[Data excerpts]
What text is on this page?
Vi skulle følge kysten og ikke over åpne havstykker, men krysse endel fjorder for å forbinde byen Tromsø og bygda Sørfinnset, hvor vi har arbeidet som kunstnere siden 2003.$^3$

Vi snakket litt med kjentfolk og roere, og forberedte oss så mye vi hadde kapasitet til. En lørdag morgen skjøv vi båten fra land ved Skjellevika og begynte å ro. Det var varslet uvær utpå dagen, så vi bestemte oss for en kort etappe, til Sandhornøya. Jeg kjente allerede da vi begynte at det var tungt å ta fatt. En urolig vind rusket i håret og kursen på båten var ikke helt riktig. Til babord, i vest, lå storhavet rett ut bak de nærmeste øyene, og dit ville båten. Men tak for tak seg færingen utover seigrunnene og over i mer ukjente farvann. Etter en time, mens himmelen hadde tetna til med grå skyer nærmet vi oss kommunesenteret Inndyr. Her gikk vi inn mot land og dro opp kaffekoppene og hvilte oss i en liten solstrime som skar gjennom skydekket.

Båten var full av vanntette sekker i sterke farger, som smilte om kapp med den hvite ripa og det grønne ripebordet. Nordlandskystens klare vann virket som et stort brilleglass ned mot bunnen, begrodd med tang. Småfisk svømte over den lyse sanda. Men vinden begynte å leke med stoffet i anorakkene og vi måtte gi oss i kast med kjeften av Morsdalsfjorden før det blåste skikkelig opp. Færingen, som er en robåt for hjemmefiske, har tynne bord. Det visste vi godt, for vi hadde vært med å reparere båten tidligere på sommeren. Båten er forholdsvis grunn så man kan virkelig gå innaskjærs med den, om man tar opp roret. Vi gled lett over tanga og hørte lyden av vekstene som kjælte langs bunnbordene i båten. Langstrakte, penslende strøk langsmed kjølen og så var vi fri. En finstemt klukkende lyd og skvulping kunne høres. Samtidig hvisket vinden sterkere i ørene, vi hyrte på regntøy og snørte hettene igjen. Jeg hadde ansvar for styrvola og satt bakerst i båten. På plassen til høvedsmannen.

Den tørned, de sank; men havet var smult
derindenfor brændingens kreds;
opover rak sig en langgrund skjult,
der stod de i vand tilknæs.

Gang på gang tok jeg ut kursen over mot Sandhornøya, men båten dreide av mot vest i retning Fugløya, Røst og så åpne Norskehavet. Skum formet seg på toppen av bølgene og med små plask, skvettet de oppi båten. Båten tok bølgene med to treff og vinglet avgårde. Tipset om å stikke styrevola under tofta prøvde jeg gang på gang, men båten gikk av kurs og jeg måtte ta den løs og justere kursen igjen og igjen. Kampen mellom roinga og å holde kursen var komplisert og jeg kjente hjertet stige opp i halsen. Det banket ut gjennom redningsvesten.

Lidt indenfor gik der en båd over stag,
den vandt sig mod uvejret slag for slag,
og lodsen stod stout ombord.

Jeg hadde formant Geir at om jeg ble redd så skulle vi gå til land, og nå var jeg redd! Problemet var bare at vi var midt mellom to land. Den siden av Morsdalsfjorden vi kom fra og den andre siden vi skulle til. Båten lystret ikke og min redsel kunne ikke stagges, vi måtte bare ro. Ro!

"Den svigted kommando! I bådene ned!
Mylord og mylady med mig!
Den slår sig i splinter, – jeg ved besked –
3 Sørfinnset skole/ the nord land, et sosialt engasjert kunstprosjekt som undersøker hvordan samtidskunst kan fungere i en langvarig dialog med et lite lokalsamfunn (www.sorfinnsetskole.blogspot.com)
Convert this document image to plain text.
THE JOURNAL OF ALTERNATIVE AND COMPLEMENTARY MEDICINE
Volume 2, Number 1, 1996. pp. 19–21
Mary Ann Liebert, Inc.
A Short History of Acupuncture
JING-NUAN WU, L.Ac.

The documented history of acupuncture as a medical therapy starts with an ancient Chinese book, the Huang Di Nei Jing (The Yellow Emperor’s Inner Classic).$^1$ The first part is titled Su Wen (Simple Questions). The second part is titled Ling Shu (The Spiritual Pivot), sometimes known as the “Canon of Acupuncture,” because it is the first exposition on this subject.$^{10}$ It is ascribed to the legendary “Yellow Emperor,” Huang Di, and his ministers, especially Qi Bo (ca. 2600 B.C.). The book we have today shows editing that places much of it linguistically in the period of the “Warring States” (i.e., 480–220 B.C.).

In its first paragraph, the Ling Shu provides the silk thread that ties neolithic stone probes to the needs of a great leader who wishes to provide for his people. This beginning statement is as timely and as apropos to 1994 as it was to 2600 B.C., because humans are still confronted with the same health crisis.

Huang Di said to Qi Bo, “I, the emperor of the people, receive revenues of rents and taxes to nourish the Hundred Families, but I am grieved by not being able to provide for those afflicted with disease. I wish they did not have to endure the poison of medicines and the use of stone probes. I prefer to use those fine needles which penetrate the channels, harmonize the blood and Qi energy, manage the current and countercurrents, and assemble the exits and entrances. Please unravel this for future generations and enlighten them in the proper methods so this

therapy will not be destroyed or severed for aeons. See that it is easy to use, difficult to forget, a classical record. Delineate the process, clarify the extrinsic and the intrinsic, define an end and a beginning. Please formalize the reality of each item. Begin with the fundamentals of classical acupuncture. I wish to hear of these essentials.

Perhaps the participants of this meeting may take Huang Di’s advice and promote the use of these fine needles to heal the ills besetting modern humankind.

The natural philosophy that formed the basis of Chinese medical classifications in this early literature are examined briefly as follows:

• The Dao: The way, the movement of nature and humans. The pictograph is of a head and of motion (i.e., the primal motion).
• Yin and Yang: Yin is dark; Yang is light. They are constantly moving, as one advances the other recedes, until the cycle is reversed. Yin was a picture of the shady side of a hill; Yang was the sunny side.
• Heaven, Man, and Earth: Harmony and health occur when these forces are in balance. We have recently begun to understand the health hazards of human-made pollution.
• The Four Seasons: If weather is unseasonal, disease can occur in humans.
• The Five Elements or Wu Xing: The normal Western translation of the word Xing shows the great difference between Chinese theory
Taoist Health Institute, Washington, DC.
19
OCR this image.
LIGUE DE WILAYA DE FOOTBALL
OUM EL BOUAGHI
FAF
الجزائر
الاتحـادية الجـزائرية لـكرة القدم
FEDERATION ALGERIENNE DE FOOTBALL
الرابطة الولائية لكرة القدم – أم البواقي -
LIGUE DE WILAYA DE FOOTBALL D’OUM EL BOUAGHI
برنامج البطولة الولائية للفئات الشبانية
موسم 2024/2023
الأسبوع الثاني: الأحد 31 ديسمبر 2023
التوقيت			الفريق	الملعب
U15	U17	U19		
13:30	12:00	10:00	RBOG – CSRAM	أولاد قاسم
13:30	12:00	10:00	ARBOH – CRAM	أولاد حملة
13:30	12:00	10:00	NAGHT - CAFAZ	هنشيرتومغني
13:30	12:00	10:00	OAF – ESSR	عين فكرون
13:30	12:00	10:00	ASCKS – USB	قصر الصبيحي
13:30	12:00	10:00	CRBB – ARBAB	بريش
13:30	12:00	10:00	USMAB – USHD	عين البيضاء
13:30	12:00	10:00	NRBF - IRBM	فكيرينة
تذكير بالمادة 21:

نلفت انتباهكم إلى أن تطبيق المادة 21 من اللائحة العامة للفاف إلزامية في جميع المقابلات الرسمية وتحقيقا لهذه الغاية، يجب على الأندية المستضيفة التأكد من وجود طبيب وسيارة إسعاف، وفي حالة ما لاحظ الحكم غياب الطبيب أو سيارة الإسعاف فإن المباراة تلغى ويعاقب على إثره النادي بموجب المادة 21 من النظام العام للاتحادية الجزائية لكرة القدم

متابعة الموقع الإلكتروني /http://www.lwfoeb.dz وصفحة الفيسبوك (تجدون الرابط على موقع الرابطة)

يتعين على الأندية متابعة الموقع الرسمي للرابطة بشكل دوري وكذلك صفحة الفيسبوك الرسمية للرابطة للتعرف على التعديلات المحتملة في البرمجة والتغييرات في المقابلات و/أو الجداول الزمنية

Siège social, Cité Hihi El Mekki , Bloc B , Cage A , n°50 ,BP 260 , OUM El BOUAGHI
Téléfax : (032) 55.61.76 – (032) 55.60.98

STATED PROBLEM :: Look over the records above and copy each line that includes the string "LIGUE".

OUTPUT FOR THIS TASK ::
LIGUE DE WILAYA DE FOOTBALL
LIGUE DE WILAYA DE FOOTBALL D’OUM EL BOUAGHI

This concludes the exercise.